▶ **DATA SUPPLIED**:
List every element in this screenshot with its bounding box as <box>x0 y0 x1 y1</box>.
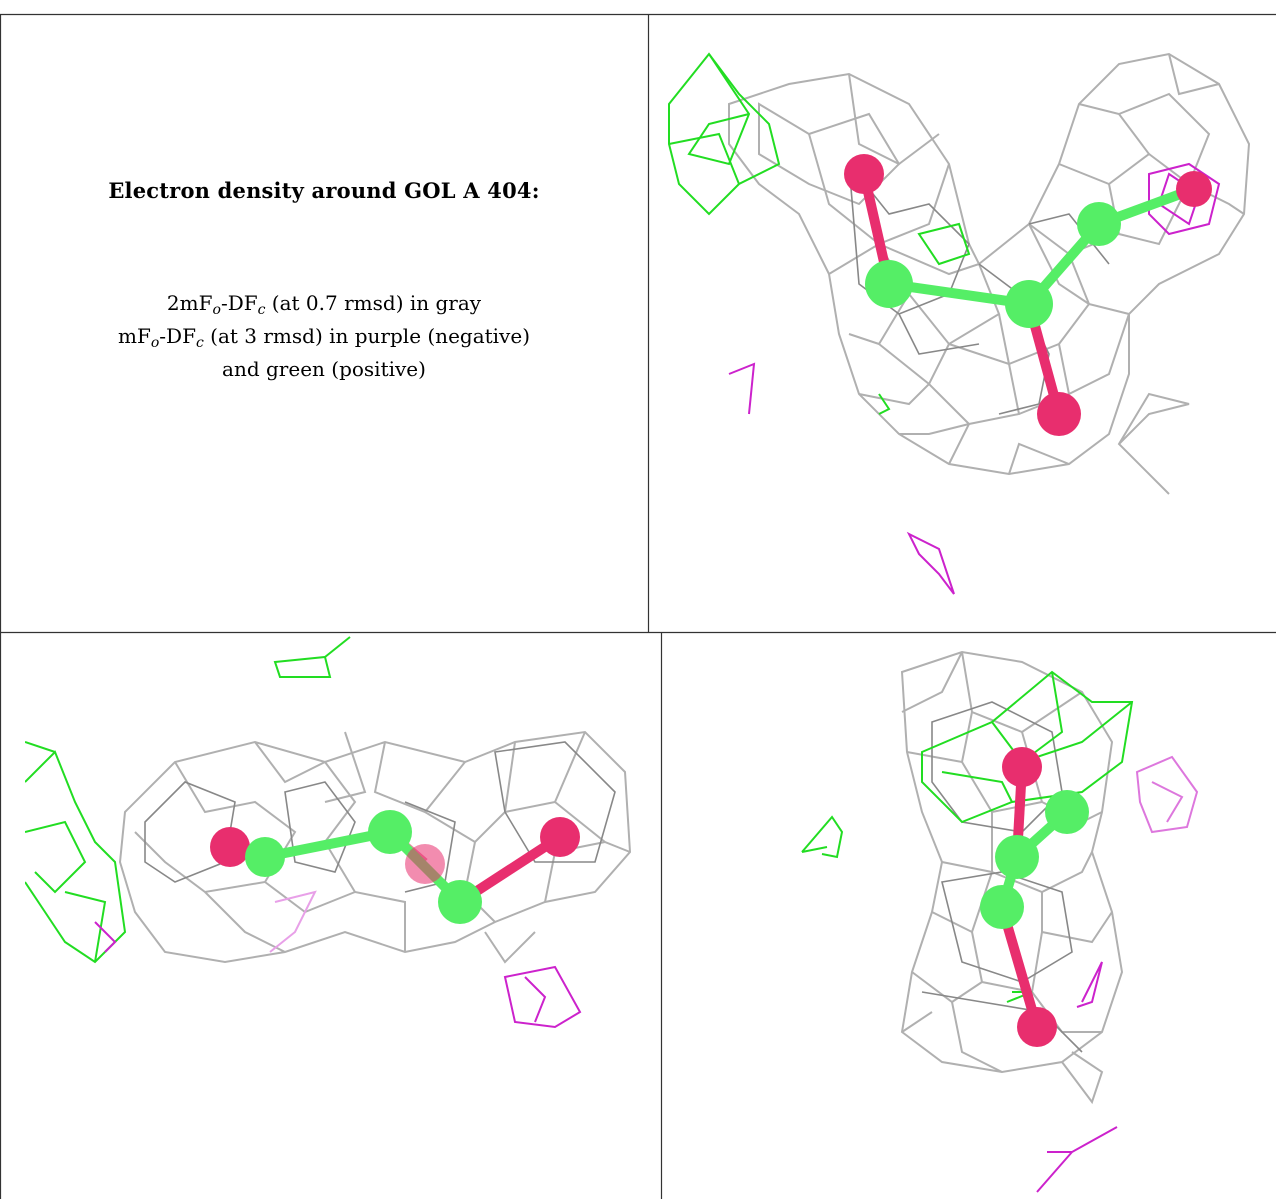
glycerol-model <box>210 810 580 924</box>
carbon-atom <box>865 260 913 308</box>
carbon-atom <box>438 880 482 924</box>
carbon-atom <box>1077 202 1121 246</box>
legend-line-positive: and green (positive) <box>222 357 426 381</box>
purple-mesh <box>94 921 582 1029</box>
purple-mesh <box>728 162 1221 595</box>
green-mesh <box>668 52 971 415</box>
oxygen-atom <box>540 817 580 857</box>
oxygen-atom <box>210 827 250 867</box>
carbon-atom <box>1005 280 1053 328</box>
density-panel-bottom-left <box>25 632 648 1199</box>
caption-title: Electron density around GOL A 404: <box>108 178 540 203</box>
caption-cell: Electron density around GOL A 404: 2mFo-… <box>0 14 648 632</box>
carbon-atom <box>980 885 1024 929</box>
green-mesh <box>25 636 351 964</box>
oxygen-atom <box>1176 171 1212 207</box>
oxygen-atom <box>1002 747 1042 787</box>
density-panel-top-right <box>649 14 1276 632</box>
carbon-atom <box>995 835 1039 879</box>
oxygen-atom <box>405 844 445 884</box>
purple-mesh-faint <box>269 890 317 953</box>
legend-line-2fofc: 2mFo-DFc (at 0.7 rmsd) in gray <box>166 291 482 318</box>
oxygen-atom <box>1017 1007 1057 1047</box>
oxygen-atom <box>1037 392 1081 436</box>
oxygen-atom <box>844 154 884 194</box>
caption-legend: 2mFo-DFc (at 0.7 rmsd) in gray mFo-DFc (… <box>0 287 648 386</box>
glycerol-model <box>980 747 1089 1047</box>
density-panel-bottom-right <box>662 632 1276 1199</box>
carbon-atom <box>368 810 412 854</box>
purple-mesh <box>1036 961 1118 1193</box>
carbon-atom <box>245 837 285 877</box>
glycerol-model <box>844 154 1212 436</box>
purple-mesh-faint <box>1135 755 1199 834</box>
carbon-atom <box>1045 790 1089 834</box>
legend-line-fofc: mFo-DFc (at 3 rmsd) in purple (negative) <box>118 324 530 351</box>
green-mesh <box>801 670 1134 1003</box>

▶ **WRITTEN TASK**: Rewrite the records starting at the line that has "glycerol-model <box>210 810 580 924</box>" and stopping after the line that has "oxygen-atom <box>210 827 250 867</box>", with "purple-mesh" replaced by "violet-mesh" and nothing else changed.

▶ **OUTPUT OF THE EXERCISE**:
glycerol-model <box>210 810 580 924</box>
carbon-atom <box>865 260 913 308</box>
carbon-atom <box>438 880 482 924</box>
carbon-atom <box>1077 202 1121 246</box>
legend-line-positive: and green (positive) <box>222 357 426 381</box>
violet-mesh <box>94 921 582 1029</box>
violet-mesh <box>728 162 1221 595</box>
green-mesh <box>668 52 971 415</box>
oxygen-atom <box>540 817 580 857</box>
oxygen-atom <box>210 827 250 867</box>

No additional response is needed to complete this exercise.